» **Your objective**:
Hunt through the lines below for the string "Clicker" and copy each one that has it.

» **Provided data**:

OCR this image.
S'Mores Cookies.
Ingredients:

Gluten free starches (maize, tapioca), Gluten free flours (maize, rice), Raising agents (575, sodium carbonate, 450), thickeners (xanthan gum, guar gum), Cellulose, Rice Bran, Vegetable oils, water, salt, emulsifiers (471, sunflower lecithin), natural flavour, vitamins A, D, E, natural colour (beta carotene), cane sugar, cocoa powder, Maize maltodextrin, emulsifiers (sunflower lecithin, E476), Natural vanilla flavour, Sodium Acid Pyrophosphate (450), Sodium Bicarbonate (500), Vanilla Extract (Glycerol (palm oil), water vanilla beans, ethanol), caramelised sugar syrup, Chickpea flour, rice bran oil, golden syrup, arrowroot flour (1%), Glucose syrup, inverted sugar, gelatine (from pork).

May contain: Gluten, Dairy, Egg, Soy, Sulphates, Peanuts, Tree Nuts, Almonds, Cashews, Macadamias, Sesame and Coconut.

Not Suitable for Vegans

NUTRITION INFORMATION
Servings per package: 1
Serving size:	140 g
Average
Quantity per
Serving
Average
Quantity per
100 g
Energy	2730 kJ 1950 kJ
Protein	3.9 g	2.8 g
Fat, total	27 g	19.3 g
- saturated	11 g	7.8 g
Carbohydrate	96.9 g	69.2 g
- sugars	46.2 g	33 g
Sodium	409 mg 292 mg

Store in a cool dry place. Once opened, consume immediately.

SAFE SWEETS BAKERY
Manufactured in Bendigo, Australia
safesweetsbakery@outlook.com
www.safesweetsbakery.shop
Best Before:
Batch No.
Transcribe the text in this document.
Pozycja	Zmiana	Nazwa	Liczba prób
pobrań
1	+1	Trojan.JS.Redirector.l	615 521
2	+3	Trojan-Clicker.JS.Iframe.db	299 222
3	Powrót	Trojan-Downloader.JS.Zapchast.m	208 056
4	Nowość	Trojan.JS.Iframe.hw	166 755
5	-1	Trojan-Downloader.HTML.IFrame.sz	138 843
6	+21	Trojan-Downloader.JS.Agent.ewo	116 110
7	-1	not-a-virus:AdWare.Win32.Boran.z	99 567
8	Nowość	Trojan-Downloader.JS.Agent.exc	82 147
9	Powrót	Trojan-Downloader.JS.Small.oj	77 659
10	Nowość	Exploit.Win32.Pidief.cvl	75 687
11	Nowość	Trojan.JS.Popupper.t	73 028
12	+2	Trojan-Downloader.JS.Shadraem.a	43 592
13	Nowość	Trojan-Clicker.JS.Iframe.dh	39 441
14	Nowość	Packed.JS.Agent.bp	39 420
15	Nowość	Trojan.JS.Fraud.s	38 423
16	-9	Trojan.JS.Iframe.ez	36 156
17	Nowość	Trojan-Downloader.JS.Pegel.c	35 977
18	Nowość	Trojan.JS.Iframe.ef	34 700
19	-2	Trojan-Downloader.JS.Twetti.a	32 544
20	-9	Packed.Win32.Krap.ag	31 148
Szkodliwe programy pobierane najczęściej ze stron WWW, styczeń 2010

==

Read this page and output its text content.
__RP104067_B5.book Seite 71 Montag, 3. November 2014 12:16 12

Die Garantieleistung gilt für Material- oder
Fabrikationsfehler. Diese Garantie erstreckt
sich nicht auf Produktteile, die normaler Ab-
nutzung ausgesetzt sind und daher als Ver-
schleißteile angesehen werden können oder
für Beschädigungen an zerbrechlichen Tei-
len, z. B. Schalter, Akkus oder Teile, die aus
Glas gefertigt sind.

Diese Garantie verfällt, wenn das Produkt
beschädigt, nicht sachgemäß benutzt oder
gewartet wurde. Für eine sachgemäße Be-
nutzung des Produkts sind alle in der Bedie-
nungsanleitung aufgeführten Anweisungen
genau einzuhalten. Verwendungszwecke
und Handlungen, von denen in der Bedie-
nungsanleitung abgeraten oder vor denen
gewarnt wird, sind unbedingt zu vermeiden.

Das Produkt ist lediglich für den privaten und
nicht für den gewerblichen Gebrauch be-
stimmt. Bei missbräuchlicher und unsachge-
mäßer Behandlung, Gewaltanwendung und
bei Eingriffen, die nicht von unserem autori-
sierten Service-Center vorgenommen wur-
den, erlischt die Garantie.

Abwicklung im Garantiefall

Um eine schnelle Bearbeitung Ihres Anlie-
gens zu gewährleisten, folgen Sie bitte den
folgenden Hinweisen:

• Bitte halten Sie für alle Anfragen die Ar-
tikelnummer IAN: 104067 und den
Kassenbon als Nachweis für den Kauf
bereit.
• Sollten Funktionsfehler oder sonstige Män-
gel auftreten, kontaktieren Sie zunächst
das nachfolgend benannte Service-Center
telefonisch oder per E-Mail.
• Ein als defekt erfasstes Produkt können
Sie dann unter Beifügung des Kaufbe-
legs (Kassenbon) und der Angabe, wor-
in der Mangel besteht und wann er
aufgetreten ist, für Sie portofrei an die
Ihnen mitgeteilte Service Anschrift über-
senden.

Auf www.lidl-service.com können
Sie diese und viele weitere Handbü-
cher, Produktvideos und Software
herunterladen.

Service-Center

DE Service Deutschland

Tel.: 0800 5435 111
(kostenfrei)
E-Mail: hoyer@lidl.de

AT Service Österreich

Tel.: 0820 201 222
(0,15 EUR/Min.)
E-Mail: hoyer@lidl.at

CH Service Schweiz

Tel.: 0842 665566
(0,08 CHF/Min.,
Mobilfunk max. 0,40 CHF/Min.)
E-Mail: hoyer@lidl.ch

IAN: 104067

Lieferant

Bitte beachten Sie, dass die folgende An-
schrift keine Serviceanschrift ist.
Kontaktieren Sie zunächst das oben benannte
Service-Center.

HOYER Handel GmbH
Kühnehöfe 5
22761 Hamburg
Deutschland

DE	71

» **Answer**:
2	+3	Trojan-Clicker.JS.Iframe.db	299 222
13	Nowość	Trojan-Clicker.JS.Iframe.dh	39 441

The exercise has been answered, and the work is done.